#### Written task:
Reproduce word for word the lines from the start of the records up to and including the line with "rsi-axis-title: RSI — [23, 787, 41, 813]".
>> BEGIN
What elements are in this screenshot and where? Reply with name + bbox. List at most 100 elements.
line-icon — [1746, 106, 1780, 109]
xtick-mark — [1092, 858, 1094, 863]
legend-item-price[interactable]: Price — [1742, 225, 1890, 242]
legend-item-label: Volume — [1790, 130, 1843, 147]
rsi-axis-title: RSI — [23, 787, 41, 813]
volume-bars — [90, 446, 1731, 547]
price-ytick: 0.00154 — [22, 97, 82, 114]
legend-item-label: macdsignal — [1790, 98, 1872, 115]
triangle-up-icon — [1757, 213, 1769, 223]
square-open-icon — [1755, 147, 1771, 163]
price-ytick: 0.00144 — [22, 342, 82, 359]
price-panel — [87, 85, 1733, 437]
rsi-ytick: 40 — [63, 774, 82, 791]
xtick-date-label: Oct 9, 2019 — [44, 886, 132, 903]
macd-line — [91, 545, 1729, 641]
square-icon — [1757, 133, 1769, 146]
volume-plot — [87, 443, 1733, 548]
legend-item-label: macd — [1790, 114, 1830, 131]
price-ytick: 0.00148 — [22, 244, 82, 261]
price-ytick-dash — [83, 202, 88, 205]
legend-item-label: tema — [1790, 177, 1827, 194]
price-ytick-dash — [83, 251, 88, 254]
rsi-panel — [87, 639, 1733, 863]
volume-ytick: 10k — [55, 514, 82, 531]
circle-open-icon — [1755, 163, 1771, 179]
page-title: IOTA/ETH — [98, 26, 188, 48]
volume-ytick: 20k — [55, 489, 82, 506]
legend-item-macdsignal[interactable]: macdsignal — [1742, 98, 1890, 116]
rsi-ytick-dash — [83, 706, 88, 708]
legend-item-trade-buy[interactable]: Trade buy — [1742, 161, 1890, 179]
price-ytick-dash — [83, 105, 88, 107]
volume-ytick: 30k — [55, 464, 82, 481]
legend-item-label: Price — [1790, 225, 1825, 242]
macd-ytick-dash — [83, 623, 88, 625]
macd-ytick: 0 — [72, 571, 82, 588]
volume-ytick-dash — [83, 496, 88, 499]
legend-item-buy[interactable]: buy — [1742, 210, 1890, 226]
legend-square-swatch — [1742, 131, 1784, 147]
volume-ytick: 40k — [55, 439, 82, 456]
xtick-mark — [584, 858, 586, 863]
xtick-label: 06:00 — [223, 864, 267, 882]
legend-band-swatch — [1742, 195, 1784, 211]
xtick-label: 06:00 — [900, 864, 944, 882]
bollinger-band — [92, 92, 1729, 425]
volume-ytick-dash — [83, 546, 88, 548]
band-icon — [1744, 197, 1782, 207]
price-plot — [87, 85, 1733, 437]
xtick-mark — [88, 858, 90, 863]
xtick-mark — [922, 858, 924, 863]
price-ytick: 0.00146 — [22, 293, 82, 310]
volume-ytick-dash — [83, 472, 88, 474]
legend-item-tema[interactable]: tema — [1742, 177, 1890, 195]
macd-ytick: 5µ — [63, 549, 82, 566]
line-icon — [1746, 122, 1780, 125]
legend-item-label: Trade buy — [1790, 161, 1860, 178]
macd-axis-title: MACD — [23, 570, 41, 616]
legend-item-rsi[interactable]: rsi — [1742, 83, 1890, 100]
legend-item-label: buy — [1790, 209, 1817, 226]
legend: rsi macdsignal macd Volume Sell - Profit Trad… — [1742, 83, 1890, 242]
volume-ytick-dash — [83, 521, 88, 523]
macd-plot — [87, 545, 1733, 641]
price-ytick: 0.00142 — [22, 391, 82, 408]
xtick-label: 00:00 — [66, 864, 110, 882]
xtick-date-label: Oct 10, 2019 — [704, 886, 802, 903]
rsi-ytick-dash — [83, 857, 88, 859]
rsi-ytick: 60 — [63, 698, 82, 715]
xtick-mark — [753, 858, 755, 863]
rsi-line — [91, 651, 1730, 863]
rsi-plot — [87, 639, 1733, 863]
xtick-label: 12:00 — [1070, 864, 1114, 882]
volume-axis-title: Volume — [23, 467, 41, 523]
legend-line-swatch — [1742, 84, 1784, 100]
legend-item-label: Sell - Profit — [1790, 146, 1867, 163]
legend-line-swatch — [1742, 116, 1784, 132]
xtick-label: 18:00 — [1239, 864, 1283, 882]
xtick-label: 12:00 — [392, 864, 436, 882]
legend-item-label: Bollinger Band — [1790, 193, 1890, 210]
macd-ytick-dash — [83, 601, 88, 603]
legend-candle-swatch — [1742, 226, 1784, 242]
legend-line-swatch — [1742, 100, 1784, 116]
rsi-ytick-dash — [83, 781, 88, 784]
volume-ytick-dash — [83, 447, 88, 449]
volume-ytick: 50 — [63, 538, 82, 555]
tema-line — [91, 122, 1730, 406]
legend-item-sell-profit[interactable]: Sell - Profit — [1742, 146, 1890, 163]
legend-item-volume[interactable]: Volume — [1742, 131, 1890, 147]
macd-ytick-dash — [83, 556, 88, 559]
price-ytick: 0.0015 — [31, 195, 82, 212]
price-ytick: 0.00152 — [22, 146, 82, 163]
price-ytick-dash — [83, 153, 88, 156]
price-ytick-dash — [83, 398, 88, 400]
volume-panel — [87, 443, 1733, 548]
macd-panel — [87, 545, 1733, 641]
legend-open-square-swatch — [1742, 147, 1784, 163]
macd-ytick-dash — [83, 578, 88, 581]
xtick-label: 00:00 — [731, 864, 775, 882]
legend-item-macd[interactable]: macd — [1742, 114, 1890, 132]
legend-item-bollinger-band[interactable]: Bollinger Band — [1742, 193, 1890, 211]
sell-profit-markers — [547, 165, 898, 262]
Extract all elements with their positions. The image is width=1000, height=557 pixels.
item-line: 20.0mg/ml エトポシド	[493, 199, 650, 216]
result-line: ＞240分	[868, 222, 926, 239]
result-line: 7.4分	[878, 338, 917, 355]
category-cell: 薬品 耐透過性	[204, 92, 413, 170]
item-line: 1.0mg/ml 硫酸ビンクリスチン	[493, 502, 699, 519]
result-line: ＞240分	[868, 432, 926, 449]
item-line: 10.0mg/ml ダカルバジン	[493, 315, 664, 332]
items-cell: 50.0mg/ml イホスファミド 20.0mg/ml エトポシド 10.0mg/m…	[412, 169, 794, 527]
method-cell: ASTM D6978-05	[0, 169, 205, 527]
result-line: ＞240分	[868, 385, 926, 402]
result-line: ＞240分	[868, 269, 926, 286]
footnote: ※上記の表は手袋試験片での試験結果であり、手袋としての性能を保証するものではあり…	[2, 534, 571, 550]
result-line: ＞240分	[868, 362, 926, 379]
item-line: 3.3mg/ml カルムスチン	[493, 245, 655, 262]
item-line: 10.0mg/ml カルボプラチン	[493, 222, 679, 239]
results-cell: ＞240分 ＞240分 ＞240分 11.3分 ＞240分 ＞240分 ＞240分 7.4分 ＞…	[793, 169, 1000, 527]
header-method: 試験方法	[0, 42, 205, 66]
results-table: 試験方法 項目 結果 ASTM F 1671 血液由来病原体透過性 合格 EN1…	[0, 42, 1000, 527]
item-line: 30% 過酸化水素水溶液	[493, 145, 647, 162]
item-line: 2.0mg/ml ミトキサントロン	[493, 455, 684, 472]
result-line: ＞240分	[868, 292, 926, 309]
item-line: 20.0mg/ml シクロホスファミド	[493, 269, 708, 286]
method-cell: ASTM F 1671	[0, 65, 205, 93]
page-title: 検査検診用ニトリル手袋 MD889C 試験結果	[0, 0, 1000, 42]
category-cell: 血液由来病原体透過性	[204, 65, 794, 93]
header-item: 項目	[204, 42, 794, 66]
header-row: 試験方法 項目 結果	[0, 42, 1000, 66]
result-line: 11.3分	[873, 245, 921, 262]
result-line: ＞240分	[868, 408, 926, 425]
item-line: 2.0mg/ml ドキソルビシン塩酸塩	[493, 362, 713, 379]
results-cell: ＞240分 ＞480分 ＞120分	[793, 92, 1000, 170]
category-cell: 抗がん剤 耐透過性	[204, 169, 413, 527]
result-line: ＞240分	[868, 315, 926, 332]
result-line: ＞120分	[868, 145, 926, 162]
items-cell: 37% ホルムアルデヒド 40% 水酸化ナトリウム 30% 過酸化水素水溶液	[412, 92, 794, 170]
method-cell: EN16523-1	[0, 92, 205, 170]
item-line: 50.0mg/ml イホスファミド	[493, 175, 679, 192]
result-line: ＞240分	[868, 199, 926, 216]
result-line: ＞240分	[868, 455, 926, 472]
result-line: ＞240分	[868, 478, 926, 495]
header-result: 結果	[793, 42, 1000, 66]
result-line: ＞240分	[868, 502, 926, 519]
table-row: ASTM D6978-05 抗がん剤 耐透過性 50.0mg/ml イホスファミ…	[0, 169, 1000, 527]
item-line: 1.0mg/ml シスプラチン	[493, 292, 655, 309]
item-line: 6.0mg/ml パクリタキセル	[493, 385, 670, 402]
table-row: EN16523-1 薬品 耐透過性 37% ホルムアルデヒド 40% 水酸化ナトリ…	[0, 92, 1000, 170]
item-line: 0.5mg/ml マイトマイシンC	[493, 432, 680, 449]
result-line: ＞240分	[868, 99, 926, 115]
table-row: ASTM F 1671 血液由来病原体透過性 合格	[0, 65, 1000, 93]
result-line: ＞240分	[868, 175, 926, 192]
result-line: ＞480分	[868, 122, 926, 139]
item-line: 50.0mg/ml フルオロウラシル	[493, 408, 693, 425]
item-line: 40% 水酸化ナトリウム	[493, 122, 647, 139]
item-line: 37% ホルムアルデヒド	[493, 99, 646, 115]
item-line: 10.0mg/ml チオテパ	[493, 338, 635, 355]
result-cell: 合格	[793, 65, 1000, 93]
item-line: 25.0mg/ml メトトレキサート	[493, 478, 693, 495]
>> END
#### Output of the task:
What elements are in this screenshot and where? Reply with name + bbox. List at most 100 elements.
line-icon — [1746, 106, 1780, 109]
xtick-mark — [1092, 858, 1094, 863]
legend-item-price[interactable]: Price — [1742, 225, 1890, 242]
legend-item-label: Volume — [1790, 130, 1843, 147]
rsi-axis-title: RSI — [23, 787, 41, 813]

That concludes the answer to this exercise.